(Dataset entries)
------------

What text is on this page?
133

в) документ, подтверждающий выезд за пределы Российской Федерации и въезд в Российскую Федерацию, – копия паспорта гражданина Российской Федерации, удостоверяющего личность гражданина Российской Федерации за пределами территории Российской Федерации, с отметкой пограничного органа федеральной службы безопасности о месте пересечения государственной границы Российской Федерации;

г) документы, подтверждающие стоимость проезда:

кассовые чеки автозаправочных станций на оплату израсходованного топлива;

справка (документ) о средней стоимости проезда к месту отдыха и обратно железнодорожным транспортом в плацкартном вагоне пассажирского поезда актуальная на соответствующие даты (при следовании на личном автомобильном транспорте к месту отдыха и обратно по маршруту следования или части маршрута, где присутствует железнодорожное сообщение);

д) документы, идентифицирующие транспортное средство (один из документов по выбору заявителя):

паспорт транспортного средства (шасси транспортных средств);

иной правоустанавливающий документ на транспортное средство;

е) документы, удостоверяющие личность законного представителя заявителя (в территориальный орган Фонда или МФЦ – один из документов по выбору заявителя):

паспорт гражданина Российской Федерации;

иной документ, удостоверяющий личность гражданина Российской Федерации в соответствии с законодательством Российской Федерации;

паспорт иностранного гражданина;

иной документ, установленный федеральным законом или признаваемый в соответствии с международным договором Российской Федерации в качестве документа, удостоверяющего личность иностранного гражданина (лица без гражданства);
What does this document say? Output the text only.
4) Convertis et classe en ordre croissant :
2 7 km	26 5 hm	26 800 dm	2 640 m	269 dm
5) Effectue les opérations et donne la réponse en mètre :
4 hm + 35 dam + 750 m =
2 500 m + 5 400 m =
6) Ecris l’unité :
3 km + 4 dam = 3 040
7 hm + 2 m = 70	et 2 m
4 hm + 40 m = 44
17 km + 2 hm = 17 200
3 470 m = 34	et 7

------------

Exercise directions ->
Extract all lines as given.

Response to the task ->
What text is on this page?
133

в) документ, подтверждающий выезд за пределы Российской Федерации и въезд в Российскую Федерацию, – копия паспорта гражданина Российской Федерации, удостоверяющего личность гражданина Российской Федерации за пределами территории Российской Федерации, с отметкой пограничного органа федеральной службы безопасности о месте пересечения государственной границы Российской Федерации;

г) документы, подтверждающие стоимость проезда:

кассовые чеки автозаправочных станций на оплату израсходованного топлива;

справка (документ) о средней стоимости проезда к месту отдыха и обратно железнодорожным транспортом в плацкартном вагоне пассажирского поезда актуальная на соответствующие даты (при следовании на личном автомобильном транспорте к месту отдыха и обратно по маршруту следования или части маршрута, где присутствует железнодорожное сообщение);

д) документы, идентифицирующие транспортное средство (один из документов по выбору заявителя):

паспорт транспортного средства (шасси транспортных средств);

иной правоустанавливающий документ на транспортное средство;

е) документы, удостоверяющие личность законного представителя заявителя (в территориальный орган Фонда или МФЦ – один из документов по выбору заявителя):

паспорт гражданина Российской Федерации;

иной документ, удостоверяющий личность гражданина Российской Федерации в соответствии с законодательством Российской Федерации;

паспорт иностранного гражданина;

иной документ, установленный федеральным законом или признаваемый в соответствии с международным договором Российской Федерации в качестве документа, удостоверяющего личность иностранного гражданина (лица без гражданства);
What does this document say? Output the text only.
4) Convertis et classe en ordre croissant :
2 7 km	26 5 hm	26 800 dm	2 640 m	269 dm
5) Effectue les opérations et donne la réponse en mètre :
4 hm + 35 dam + 750 m =
2 500 m + 5 400 m =
6) Ecris l’unité :
3 km + 4 dam = 3 040
7 hm + 2 m = 70	et 2 m
4 hm + 40 m = 44
17 km + 2 hm = 17 200
3 470 m = 34	et 7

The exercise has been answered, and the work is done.